And hell will come. Not only is our freedom opposed but so is any attempt for us to see God as the warrior fighting for our freedom and calling us to fight alongside Him. To survive this fight we're going to need more than just grace, mercy and love. Those are important but we also need the fierceness of Christ when He went to the cross and tore open the kingdom of darkness.

Now it's our turn to follow Him and fight alongside Him. Our world is at war. The enemy's kingdom is going down but it's not there yet. And in the meantime there are many hearts, including yours and mine, that need to be passionately fought for so we can be free and fully alive. Let's recover our fierceness and fight.

Wednesday, March 18, 2009

Intimacy With God

I'm going through a time in my life right now where I'm stepping into my calling as never before. Even this week over the past few days I've watched God reveal His mission for me and show me how to begin living it out.

It's a wonderful experience and as it happens I feel His pleasure. But it also reminds me that there is something in the Christian Life that is higher than living out the mission. The more I step into my purpose, the more it leaves me thirsty for intimacy with God and I'm reminded that that is really the point of it all.

Matthew 7 provides a sobering picture for us. In it, Jesus explains that there will many people who will come to Him wanting to tell Him all about the great stuff they did in life. He sends them away saying, "I never knew you."

I'm not suggesting, and I don't believe Jesus is either, that intimacy is a requirement for salvation. What I believe His point is that intimacy is a natural and expected outcome of a heart that has been reconciled to God and is being restored to glory.

All that we do is meant to flow out of this closeness with God and all that we do is meant to drive us back to into it. Intimacy is the hub, the center, of all God means for us to do and experience in the Christian Life. And thank God for that! For as wonderful as stepping into purpose is, it can't satisfy our hearts the way intimacy can. It was never meant to.

Finally, let me say that this is available. This isn't something that's reserved for those who've made ministry their vocation, the very holy or the super spiritual. God intended intimacy with Him to be a normal part of the Christian Life no matter where we're at in that journey. We're not to wait until we have it all figured out. We're to figure out by walking closely with Him, hearing His voice and feeling His presence. Only then will our hearts find the satisfaction they were meant to experience.

Wednesday, March 11, 2009

Recovering The Spiritual Middle Ground

For the past couple weeks I've been reading Ed Murphy's The Handbook For Spiritual Warfare. Towards the beginning of the book he spends some time looking at spiritual worldviews. He points out that we have a tendency, especially in Western theology, to acknowledge both the spiritual and physical worlds but deny the middle ground where they interact. The result is that while we believe in angels, demons and all the rest we tend not to see that world as having much of an impact on our day to day lives.

I really think he's got a point. We've lost something both in our theology and in practice. The Life that God has for us is fiercely opposed and if we're to find it we're going to have to recover the middle ground between the physical and spiritual worlds where the two interact.

As I've thought about this, I've been rethinking the story of Balaam in Numbers. In case you need a refresher the basic gist of it is this: Israel's enemies hire Balaam to curse Israel. Balaam is on his way to do the job when his donkey stops dead in its tracks. He beats the donkey but it won't move. Then God opens the donkey's mouth and it tells Balaam that there's an angel that's going to kill him if he takes one more step, that God is not about to let him curse His people.

_Dataset content_.

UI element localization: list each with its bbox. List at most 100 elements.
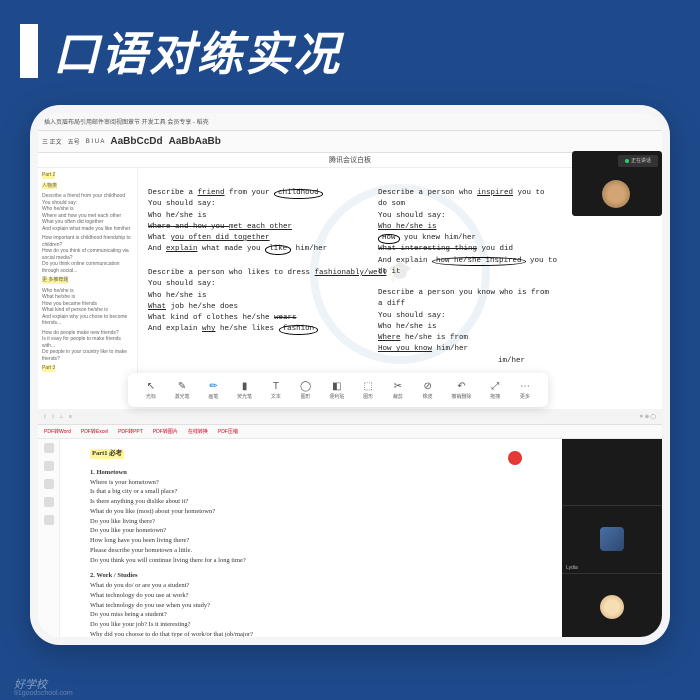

_Tasks to carry out_.
a – In the blog excerpt, which book has the writer been reading for the past couple of weeks?
b – Reproduce the passage of the blog excerpt that opens with the words "I'm not suggesting, and" and closes with "restored to glory.".

_Worked solutions_.
a – Ed Murphy's The Handbook For Spiritual Warfare.

b –
I'm not suggesting, and I don't believe Jesus is either, that intimacy is a requirement for salvation. What I believe His point is that intimacy is a natural and expected outcome of a heart that has been reconciled to God and is being restored to glory.